À compléter:
1 - Extrayez du texte sur l'enjeu du héros tout le passage allant de « Je sais, les » jusqu'à « quel régime politique. ».
2 - D'après le texte sur l'enjeu du héros, qu'est-ce que l'enjeu ?

Texte fourni:
Choisir l’enjeu de son héros

Dans un roman, la toute première question, dont découleront les questions de situation, de placement de décor, est bel et bien l’enjeu. Pour rappel, l’enjeu est ce que le héros risque de perdre et, qui plus est, risque d’appartenir au gagnant. La lutte, le combat et le jeu (le « je ») sous-tend n’importe quel récit.

Quel est le plus gros enjeu pour Mia ?

Je sais, les questions de départ seraient : de quoi va parler le roman de Mia, qui est-elle, sous-entendu, d’où vient-elle et avec qui vit-elle ? C’est ça qui forge une identité : où et avec qui on grandit, non ? Peut-être, en apparence, peut-être… Le « où » veut dire sur quel territoire socio-économique, sous-entendu aussi sous quel régime politique.

Là, on pense avoir une petite idée de la personne, en sachant avec quoi elle se débrouille pour vivre ou, pour être plus clair, dans quelle galère elle s’embarque. Et son entourage en dit long aussi : par qui est-elle initiée à survivre dans son milieu ?

Données:
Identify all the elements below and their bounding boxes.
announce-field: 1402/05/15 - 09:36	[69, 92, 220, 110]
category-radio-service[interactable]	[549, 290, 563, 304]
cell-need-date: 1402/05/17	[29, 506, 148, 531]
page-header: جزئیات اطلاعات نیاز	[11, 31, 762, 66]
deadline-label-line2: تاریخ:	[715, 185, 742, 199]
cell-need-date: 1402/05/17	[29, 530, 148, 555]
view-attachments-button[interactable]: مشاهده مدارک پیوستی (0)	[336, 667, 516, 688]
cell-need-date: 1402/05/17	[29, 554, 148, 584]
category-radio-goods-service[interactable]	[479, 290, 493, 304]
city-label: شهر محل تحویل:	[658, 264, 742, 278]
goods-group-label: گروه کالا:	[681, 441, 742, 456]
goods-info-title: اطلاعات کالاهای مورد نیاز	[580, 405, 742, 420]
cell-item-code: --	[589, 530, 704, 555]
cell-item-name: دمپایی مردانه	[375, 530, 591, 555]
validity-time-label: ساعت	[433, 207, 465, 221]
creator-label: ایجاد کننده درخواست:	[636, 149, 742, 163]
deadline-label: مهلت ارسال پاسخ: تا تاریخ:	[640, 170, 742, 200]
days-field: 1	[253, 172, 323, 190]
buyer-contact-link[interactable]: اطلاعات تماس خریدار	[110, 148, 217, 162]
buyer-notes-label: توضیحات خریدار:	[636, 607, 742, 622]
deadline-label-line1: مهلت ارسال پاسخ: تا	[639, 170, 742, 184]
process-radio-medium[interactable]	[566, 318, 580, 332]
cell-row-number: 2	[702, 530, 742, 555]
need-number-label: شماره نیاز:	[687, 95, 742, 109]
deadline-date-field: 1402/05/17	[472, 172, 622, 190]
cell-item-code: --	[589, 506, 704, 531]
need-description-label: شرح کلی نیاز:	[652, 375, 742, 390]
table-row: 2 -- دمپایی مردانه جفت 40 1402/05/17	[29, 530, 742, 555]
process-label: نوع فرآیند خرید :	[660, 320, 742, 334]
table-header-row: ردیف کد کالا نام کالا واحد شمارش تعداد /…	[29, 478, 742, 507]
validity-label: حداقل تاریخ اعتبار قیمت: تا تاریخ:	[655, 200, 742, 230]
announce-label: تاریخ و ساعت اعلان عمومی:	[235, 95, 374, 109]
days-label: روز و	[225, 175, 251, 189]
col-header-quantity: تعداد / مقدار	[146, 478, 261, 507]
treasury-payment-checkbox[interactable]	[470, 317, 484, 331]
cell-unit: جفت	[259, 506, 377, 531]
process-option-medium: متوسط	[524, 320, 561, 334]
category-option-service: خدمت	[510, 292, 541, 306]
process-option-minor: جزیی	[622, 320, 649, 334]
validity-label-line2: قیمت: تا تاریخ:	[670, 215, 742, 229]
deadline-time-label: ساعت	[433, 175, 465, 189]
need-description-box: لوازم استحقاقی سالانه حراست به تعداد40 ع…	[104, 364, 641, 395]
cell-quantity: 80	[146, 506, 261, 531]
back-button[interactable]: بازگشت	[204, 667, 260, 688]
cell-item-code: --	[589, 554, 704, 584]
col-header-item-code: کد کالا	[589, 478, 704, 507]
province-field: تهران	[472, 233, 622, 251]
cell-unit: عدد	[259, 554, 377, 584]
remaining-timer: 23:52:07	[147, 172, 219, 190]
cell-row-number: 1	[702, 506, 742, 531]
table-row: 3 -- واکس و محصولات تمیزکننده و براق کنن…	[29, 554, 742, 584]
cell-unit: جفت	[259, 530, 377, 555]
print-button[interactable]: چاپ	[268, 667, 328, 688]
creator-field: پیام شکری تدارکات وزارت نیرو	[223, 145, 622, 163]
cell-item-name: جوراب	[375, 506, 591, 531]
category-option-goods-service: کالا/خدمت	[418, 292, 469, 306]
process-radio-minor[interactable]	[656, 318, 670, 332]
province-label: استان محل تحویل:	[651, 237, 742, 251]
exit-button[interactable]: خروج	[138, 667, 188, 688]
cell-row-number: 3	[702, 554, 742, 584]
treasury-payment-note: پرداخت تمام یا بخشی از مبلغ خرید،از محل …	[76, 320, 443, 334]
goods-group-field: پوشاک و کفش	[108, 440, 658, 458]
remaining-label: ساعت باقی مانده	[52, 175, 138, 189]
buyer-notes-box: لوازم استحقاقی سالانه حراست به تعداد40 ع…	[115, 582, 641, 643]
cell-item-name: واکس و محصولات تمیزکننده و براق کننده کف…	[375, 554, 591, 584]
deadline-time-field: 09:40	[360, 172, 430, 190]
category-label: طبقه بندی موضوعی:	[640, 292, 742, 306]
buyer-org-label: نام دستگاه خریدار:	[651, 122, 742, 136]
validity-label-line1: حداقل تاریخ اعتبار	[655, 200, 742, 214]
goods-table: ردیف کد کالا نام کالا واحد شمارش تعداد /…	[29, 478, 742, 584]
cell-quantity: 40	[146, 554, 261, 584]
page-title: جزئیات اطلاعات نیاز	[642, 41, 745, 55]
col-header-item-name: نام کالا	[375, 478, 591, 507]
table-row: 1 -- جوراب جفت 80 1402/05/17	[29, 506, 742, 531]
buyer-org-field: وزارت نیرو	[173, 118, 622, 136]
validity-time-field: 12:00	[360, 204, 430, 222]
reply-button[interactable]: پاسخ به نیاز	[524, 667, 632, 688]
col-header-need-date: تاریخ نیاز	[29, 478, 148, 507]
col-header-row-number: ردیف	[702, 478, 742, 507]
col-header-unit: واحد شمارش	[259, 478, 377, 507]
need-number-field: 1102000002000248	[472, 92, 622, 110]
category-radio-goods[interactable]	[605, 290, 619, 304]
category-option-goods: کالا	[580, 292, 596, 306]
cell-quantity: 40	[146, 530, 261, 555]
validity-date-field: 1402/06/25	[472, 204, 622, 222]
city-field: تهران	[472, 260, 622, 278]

Corrigé:
1 -
Je sais, les questions de départ seraient : de quoi va parler le roman de Mia, qui est-elle, sous-entendu, d’où vient-elle et avec qui vit-elle ? C’est ça qui forge une identité : où et avec qui on grandit, non ? Peut-être, en apparence, peut-être… Le « où » veut dire sur quel territoire socio-économique, sous-entendu aussi sous quel régime politique.

2 - C'est ce que le héros risque de perdre et qui, de plus, risque d'appartenir au gagnant.